# Walbro wa 199



## jack13man (Apr 28, 2008)

I am working on a Poulan Pro 117 with a walbro wa 199. my questions has to do with the circuit plate in the carb. This is the 1st time I have seen this and I am not sure how many holes go through the plate. I have 1 for the screw,another that definately goes through, but, I am seeing a possible 3rd hole that I cannot seem to be able to get a wire through. I have cleaned with carb cleaner as well as soaked for several hours and still cannot push a wire through or blow air through....hence my question. I would sure appreciate any responses to this seemily dumb question.

Thanks, Jack


----------



## jack13man (Apr 28, 2008)

My understanding is there should be a hole for both the low speed and high speed circuits. Would that be correct?


----------



## 30yearTech (Sep 14, 2006)

On many of these carburetors, there is a little dimple that is not drilled all the way through. Most of the time the low speed circuit draws from the high speed side, so I would not worry about trying to open up what looks like a hole in the plate.


----------



## jack13man (Apr 28, 2008)

You are so very correct...I had figured it out and have the wacker running......I am having a small problem with the throttle sticking a little. When apart, the cable moves freely and the throttle plate works as it should. Once installed the cable or the throttle is sticking a little. The gasket is smashed so I am waiting for a new one before checking it out any further. Any suggestiong on what to look for. With it sticking it is very difficult for me to try and fine tune the carb.
Thanks again to everyone for their help
Jack


----------

◇ ◇ ◇ ◇ ◇

Print the Walbro carburetor forum thread above word for word, from its title through the last post.

◇ ◇ ◇ ◇ ◇

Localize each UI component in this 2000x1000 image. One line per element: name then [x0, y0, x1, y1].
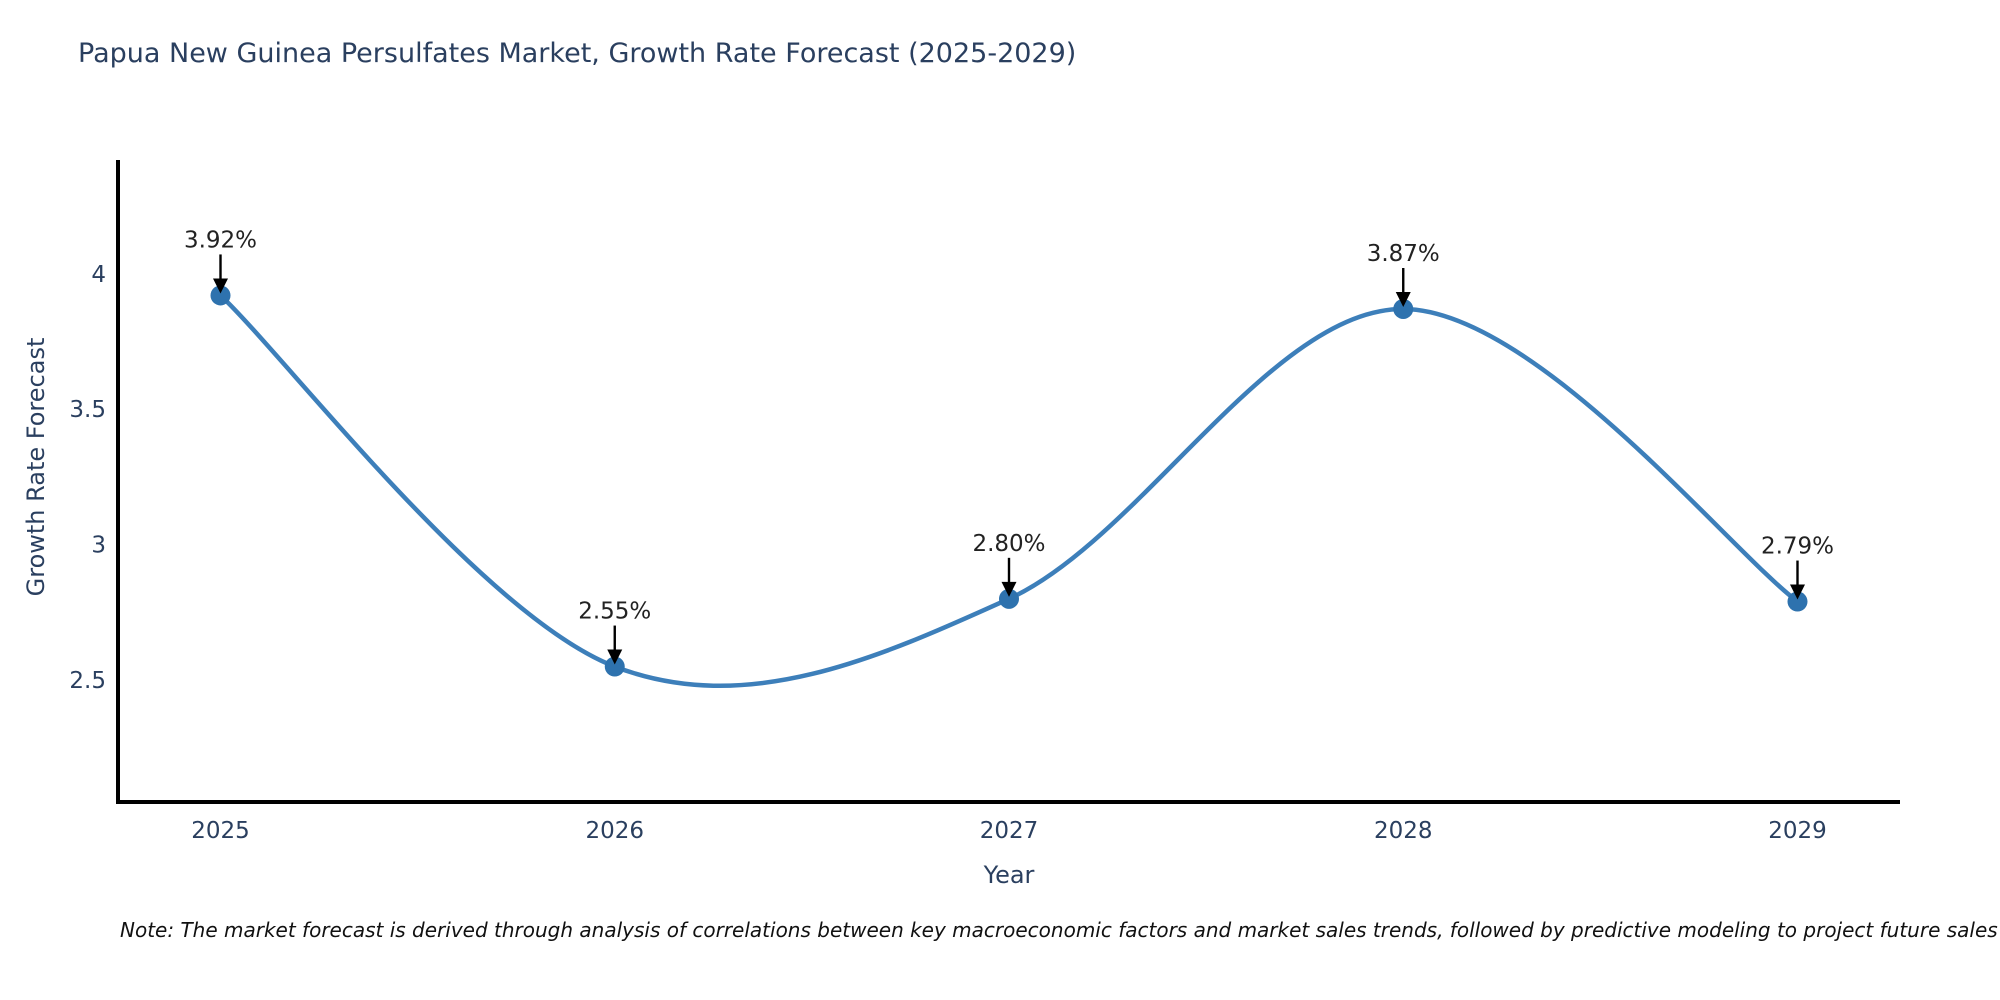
point-annotation-label: 2.80%	[972, 531, 1045, 557]
data-point-marker	[604, 656, 625, 677]
series-markers	[210, 285, 1808, 677]
data-point-marker	[1787, 591, 1808, 612]
series-line	[218, 293, 1800, 688]
data-point-marker	[999, 588, 1019, 609]
footnote: Note: The market forecast is derived thr…	[120, 918, 1998, 942]
x-axis-title: Year	[983, 861, 1035, 889]
point-annotation-label: 3.92%	[184, 227, 257, 253]
x-tick-label: 2026	[585, 818, 644, 844]
annotation-arrowhead-icon	[1789, 584, 1805, 600]
y-tick-label: 3	[91, 533, 106, 559]
tick-labels: 2.5 3 3.5 4 2025 2026 2027 2028 2029	[69, 262, 1826, 844]
spline-line	[218, 293, 1800, 688]
annotation-arrowhead-icon	[213, 278, 229, 294]
annotation-arrowhead-icon	[607, 649, 623, 665]
data-point-marker	[210, 285, 231, 306]
annotation-arrowhead-icon	[1395, 291, 1411, 307]
x-tick-label: 2028	[1374, 818, 1433, 844]
data-point-marker	[1393, 298, 1414, 319]
axes	[116, 160, 1900, 804]
chart-title: Papua New Guinea Persulfates Market, Gro…	[78, 38, 1077, 69]
point-annotation-label: 2.79%	[1761, 534, 1834, 560]
y-tick-label: 2.5	[69, 668, 106, 694]
x-tick-label: 2025	[191, 818, 250, 844]
point-annotation-label: 2.55%	[578, 599, 651, 625]
y-tick-label: 3.5	[69, 397, 106, 423]
annotation-arrowhead-icon	[1001, 581, 1017, 597]
y-tick-label: 4	[91, 262, 106, 288]
x-tick-label: 2029	[1768, 818, 1827, 844]
x-tick-label: 2027	[980, 818, 1039, 844]
point-annotation-label: 3.87%	[1367, 241, 1440, 267]
point-annotations: 3.92% 2.55% 2.80% 3.87% 2.79%	[184, 227, 1834, 665]
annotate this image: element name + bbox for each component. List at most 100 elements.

◇ ◇ ◇ ◇ ◇

* FINISHED TASK
# Walbro wa 199



## jack13man (Apr 28, 2008)

I am working on a Poulan Pro 117 with a walbro wa 199. my questions has to do with the circuit plate in the carb. This is the 1st time I have seen this and I am not sure how many holes go through the plate. I have 1 for the screw,another that definately goes through, but, I am seeing a possible 3rd hole that I cannot seem to be able to get a wire through. I have cleaned with carb cleaner as well as soaked for several hours and still cannot push a wire through or blow air through....hence my question. I would sure appreciate any responses to this seemily dumb question.

Thanks, Jack


----------



## jack13man (Apr 28, 2008)

My understanding is there should be a hole for both the low speed and high speed circuits. Would that be correct?


----------



## 30yearTech (Sep 14, 2006)

On many of these carburetors, there is a little dimple that is not drilled all the way through. Most of the time the low speed circuit draws from the high speed side, so I would not worry about trying to open up what looks like a hole in the plate.


----------



## jack13man (Apr 28, 2008)

You are so very correct...I had figured it out and have the wacker running......I am having a small problem with the throttle sticking a little. When apart, the cable moves freely and the throttle plate works as it should. Once installed the cable or the throttle is sticking a little. The gasket is smashed so I am waiting for a new one before checking it out any further. Any suggestiong on what to look for. With it sticking it is very difficult for me to try and fine tune the carb.
Thanks again to everyone for their help
Jack


----------